* _OBJECTIVE_
Restate the records below word for word.

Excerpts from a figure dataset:
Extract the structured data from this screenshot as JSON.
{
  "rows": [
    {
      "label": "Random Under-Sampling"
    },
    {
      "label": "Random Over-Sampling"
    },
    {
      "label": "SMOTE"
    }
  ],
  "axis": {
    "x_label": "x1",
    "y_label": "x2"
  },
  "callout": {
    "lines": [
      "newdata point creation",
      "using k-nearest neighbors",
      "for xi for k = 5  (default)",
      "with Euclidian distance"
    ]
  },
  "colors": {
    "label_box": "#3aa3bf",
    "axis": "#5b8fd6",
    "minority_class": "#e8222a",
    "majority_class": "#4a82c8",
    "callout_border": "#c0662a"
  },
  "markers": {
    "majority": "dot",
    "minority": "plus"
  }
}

* _WRITTEN SOLUTION_
Extract the structured data from this screenshot as JSON.
{
  "rows": [
    {
      "label": "Random Under-Sampling"
    },
    {
      "label": "Random Over-Sampling"
    },
    {
      "label": "SMOTE"
    }
  ],
  "axis": {
    "x_label": "x1",
    "y_label": "x2"
  },
  "callout": {
    "lines": [
      "newdata point creation",
      "using k-nearest neighbors",
      "for xi for k = 5  (default)",
      "with Euclidian distance"
    ]
  },
  "colors": {
    "label_box": "#3aa3bf",
    "axis": "#5b8fd6",
    "minority_class": "#e8222a",
    "majority_class": "#4a82c8",
    "callout_border": "#c0662a"
  },
  "markers": {
    "majority": "dot",
    "minority": "plus"
  }
}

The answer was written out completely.